- [GIVEN PASSAGE]
# Looking for some information about my watch please if anyone can help me



## Sir eti (May 16, 2017)




----------



## scottswatches (Sep 22, 2009)

Apart from what you can read on the dial, it is likely to be 9k gold judging by the fixed lugs, late 40s to early 50's but the hallmark would narrow it down. The dial condition and the size won't make it too valuable, but still a cool watch. I'd get it off the steel expanding bracelet and onto leather - the bracelet material is harder than the case material and eventually the steel will damage the case lugs


----------



## simon2 (Dec 5, 2010)

A Classic oldie, My bread and butter.


----------



## andyclient (Aug 1, 2009)

+1 for what Scott says , you need to get it off that expanding bracelet , you can see the damage it has already caused to the right hand lugs , especially the bottom one.


----------



## Always"watching" (Sep 21, 2013)

I concur with Scott on this one, and I also agree about the bracelet. Avia, prior to the takeover by Fossil, is a good old brand that is underrated in my opinion. I would be very interested to know if any date can be established for your watch, perhaps by means of the hallmark, because the brand name, "Avia" was registered in 1937, and the style of your watch may indicate a date prior to that year. I am always "tracking" the history of watch styles and designs, especially as they link to brands and countries of origin, so I am always hoping to get the most accurate dating for watches I see or buy.

I feel I may have written an article on Avia watches but it was some time ago. It may be in my personal section of the Forum in case you are interested although at one stage, some stuff was inadvertently lost, including a number of my topics. What I can say is that Avia was part of a consortium of 6 manufacturers that then purchased the American Waltham company. This consortium went on the produce the first digital LCD wristwatch in 1972 , but were then hoist by their own petard when Far Eastern manufacturers started copying the technology in the form of mass-produced cheap digital watches. Thus it was that Avia, as a Swiss-based watch concern, finally destroyed by the events of the later part of the quartz crisis.

- [TASK INPUTS]
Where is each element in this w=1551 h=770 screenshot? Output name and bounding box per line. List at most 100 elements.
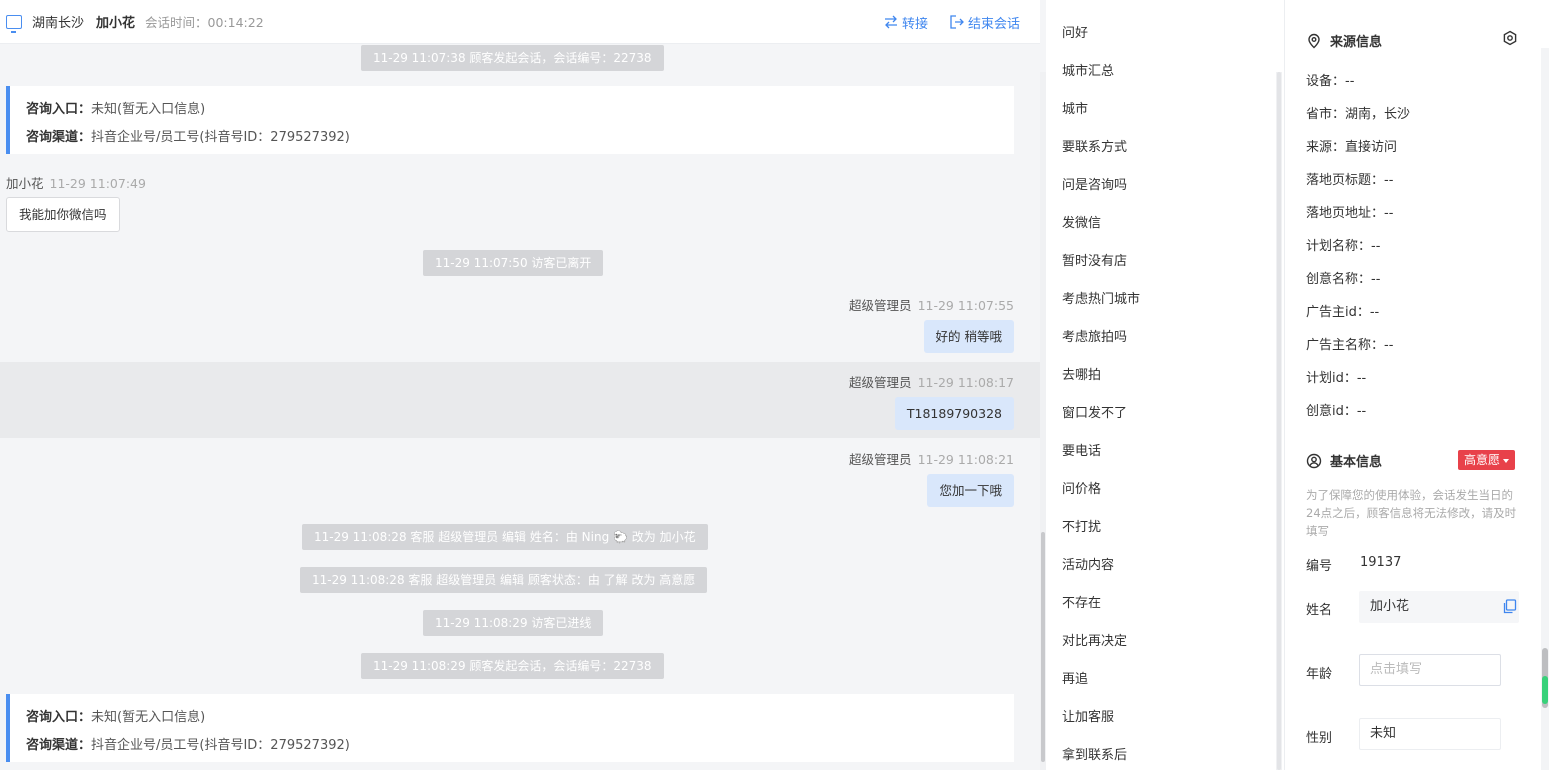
chat-scrollbar-thumb[interactable]	[1041, 532, 1045, 762]
user-circle-icon	[1306, 453, 1322, 468]
quick-reply-item[interactable]: 要电话	[1062, 440, 1101, 459]
gender-select[interactable]: 未知	[1359, 718, 1501, 750]
name-label: 姓名	[1306, 603, 1333, 618]
quick-reply-scrollbar-thumb[interactable]	[1277, 72, 1281, 770]
intent-status-badge[interactable]: 高意愿	[1458, 450, 1516, 470]
chat-workspace: 湖南长沙 加小花 会话时间：00:14:22 转接 结束会话 11-29 11:…	[0, 0, 1551, 770]
channel-label: 咨询渠道：	[26, 738, 92, 753]
quick-reply-item[interactable]: 考虑热门城市	[1062, 288, 1140, 307]
chat-panel: 湖南长沙 加小花 会话时间：00:14:22 转接 结束会话 11-29 11:…	[0, 0, 1046, 770]
info-scrollbar-indicator	[1542, 676, 1548, 704]
visitor-name: 加小花	[96, 16, 136, 31]
quick-reply-item[interactable]: 让加客服	[1062, 706, 1114, 725]
message-time: 11-29 11:07:49	[49, 176, 146, 191]
customer-info-panel: 来源信息 设备：-- 省市：湖南，长沙 来源：直接访问 落地页标题：-- 落地页…	[1286, 0, 1551, 770]
quick-reply-item[interactable]: 考虑旅拍吗	[1062, 326, 1127, 345]
entry-value: 未知(暂无入口信息)	[91, 102, 206, 117]
exit-icon	[950, 15, 964, 29]
monitor-icon	[6, 14, 22, 33]
basic-info-title: 基本信息	[1330, 455, 1383, 470]
visitor-message-bubble[interactable]: 我能加你微信吗	[6, 197, 120, 232]
transfer-label: 转接	[901, 16, 928, 32]
quick-reply-item[interactable]: 拿到联系后	[1062, 744, 1127, 763]
source-field: 落地页标题：--	[1306, 173, 1394, 188]
settings-icon[interactable]	[1502, 30, 1518, 46]
quick-reply-item[interactable]: 暂时没有店	[1062, 250, 1127, 269]
quick-reply-item[interactable]: 对比再决定	[1062, 630, 1127, 649]
copy-icon[interactable]	[1503, 599, 1517, 614]
name-field[interactable]: 加小花	[1359, 591, 1519, 623]
channel-value: 抖音企业号/员工号(抖音号ID：279527392)	[91, 738, 350, 753]
system-message: 11-29 11:08:29 顾客发起会话，会话编号：22738	[361, 653, 664, 679]
location-pin-icon	[1308, 33, 1320, 48]
id-label: 编号	[1306, 559, 1333, 574]
message-sender: 加小花	[6, 176, 44, 191]
quick-reply-item[interactable]: 再追	[1062, 668, 1088, 687]
agent-message-bubble[interactable]: 您加一下哦	[927, 474, 1014, 507]
source-field: 设备：--	[1306, 74, 1355, 89]
system-message: 11-29 11:08:29 访客已进线	[423, 610, 604, 636]
gender-label: 性别	[1306, 731, 1333, 746]
system-message: 11-29 11:07:50 访客已离开	[423, 250, 604, 276]
system-message: 11-29 11:08:28 客服 超级管理员 编辑 姓名：由 Ning 🐑 改…	[302, 524, 708, 550]
quick-reply-item[interactable]: 窗口发不了	[1062, 402, 1127, 421]
agent-message-bubble[interactable]: 好的 稍等哦	[923, 320, 1014, 353]
source-field: 落地页地址：--	[1306, 206, 1394, 221]
transfer-icon	[884, 15, 897, 29]
entry-label: 咨询入口：	[26, 102, 92, 117]
info-scrollbar[interactable]	[1541, 48, 1549, 770]
source-field: 创意名称：--	[1306, 272, 1381, 287]
quick-reply-item[interactable]: 问价格	[1062, 478, 1101, 497]
caret-down-icon	[1503, 458, 1510, 463]
chat-header: 湖南长沙 加小花 会话时间：00:14:22 转接 结束会话	[0, 0, 1040, 44]
session-time: 会话时间：00:14:22	[145, 15, 264, 30]
message-meta: 超级管理员 11-29 11:08:21	[849, 449, 1014, 468]
message-meta: 加小花 11-29 11:07:49	[6, 173, 146, 192]
age-label: 年龄	[1306, 667, 1333, 682]
message-time: 11-29 11:08:17	[917, 375, 1014, 390]
edit-deadline-note: 为了保障您的使用体验，会话发生当日的24点之后，顾客信息将无法修改，请及时填写	[1306, 488, 1517, 538]
transfer-button[interactable]: 转接	[884, 13, 928, 32]
source-field: 省市：湖南，长沙	[1306, 107, 1411, 122]
entry-label: 咨询入口：	[26, 710, 92, 725]
quick-reply-item[interactable]: 不打扰	[1062, 516, 1101, 535]
id-value: 19137	[1360, 555, 1402, 570]
end-session-button[interactable]: 结束会话	[950, 13, 1020, 32]
quick-reply-scrollbar[interactable]	[1276, 72, 1282, 770]
quick-reply-item[interactable]: 不存在	[1062, 592, 1101, 611]
source-info-header: 来源信息	[1306, 31, 1382, 50]
visitor-location: 湖南长沙	[32, 16, 85, 31]
system-message: 11-29 11:08:28 客服 超级管理员 编辑 顾客状态：由 了解 改为 …	[300, 567, 708, 593]
quick-reply-item[interactable]: 去哪拍	[1062, 364, 1101, 383]
quick-reply-item[interactable]: 城市	[1062, 98, 1088, 117]
message-meta: 超级管理员 11-29 11:07:55	[849, 295, 1014, 314]
message-time: 11-29 11:07:55	[917, 298, 1014, 313]
agent-message-bubble[interactable]: T18189790328	[894, 397, 1014, 430]
message-time: 11-29 11:08:21	[917, 452, 1014, 467]
message-meta: 超级管理员 11-29 11:08:17	[849, 372, 1014, 391]
quick-reply-panel: 问好 城市汇总 城市 要联系方式 问是咨询吗 发微信 暂时没有店 考虑热门城市 …	[1046, 0, 1285, 770]
channel-value: 抖音企业号/员工号(抖音号ID：279527392)	[91, 130, 350, 145]
source-field: 计划名称：--	[1306, 239, 1381, 254]
channel-label: 咨询渠道：	[26, 130, 92, 145]
source-field: 来源：直接访问	[1306, 140, 1398, 155]
entry-info-card: 咨询入口：未知(暂无入口信息) 咨询渠道：抖音企业号/员工号(抖音号ID：279…	[6, 694, 1014, 762]
end-session-label: 结束会话	[967, 16, 1020, 32]
quick-reply-item[interactable]: 问好	[1062, 22, 1088, 41]
source-field: 广告主名称：--	[1306, 338, 1394, 353]
quick-reply-item[interactable]: 发微信	[1062, 212, 1101, 231]
message-sender: 超级管理员	[849, 452, 912, 467]
source-field: 计划id：--	[1306, 371, 1367, 386]
message-sender: 超级管理员	[849, 375, 912, 390]
entry-value: 未知(暂无入口信息)	[91, 710, 206, 725]
quick-reply-item[interactable]: 要联系方式	[1062, 136, 1127, 155]
system-message: 11-29 11:07:38 顾客发起会话，会话编号：22738	[361, 45, 664, 71]
quick-reply-item[interactable]: 问是咨询吗	[1062, 174, 1127, 193]
age-field[interactable]: 点击填写	[1359, 654, 1501, 686]
quick-reply-item[interactable]: 活动内容	[1062, 554, 1114, 573]
intent-status-label: 高意愿	[1464, 453, 1501, 467]
quick-reply-item[interactable]: 城市汇总	[1062, 60, 1114, 79]
message-sender: 超级管理员	[849, 298, 912, 313]
basic-info-header: 基本信息	[1306, 451, 1382, 470]
source-field: 创意id：--	[1306, 404, 1367, 419]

- [WORK INSTRUCTIONS]
- a) According to the watch thread, in what year was the brand name "Avia" registered?
- b) Copy out the stretch of the listing from the line containing "532, 1045, 762]" through the line containing "14, 22, 33]".

- [FULL ANSWERS]
- a) 1937

- b)
chat-scrollbar-thumb[interactable]	[1041, 532, 1045, 762]
user-circle-icon	[1306, 453, 1322, 468]
quick-reply-item[interactable]: 要电话	[1062, 440, 1101, 459]
gender-select[interactable]: 未知	[1359, 718, 1501, 750]
name-label: 姓名	[1306, 603, 1333, 618]
quick-reply-scrollbar-thumb[interactable]	[1277, 72, 1281, 770]
intent-status-badge[interactable]: 高意愿	[1458, 450, 1516, 470]
chat-workspace: 湖南长沙 加小花 会话时间：00:14:22 转接 结束会话 11-29 11:…	[0, 0, 1551, 770]
channel-label: 咨询渠道：	[26, 738, 92, 753]
quick-reply-item[interactable]: 考虑热门城市	[1062, 288, 1140, 307]
chat-panel: 湖南长沙 加小花 会话时间：00:14:22 转接 结束会话 11-29 11:…	[0, 0, 1046, 770]
info-scrollbar-indicator	[1542, 676, 1548, 704]
visitor-name: 加小花	[96, 16, 136, 31]
quick-reply-item[interactable]: 让加客服	[1062, 706, 1114, 725]
message-time: 11-29 11:07:49	[49, 176, 146, 191]
customer-info-panel: 来源信息 设备：-- 省市：湖南，长沙 来源：直接访问 落地页标题：-- 落地页…	[1286, 0, 1551, 770]
quick-reply-item[interactable]: 考虑旅拍吗	[1062, 326, 1127, 345]
entry-value: 未知(暂无入口信息)	[91, 102, 206, 117]
exit-icon	[950, 15, 964, 29]
monitor-icon	[6, 14, 22, 33]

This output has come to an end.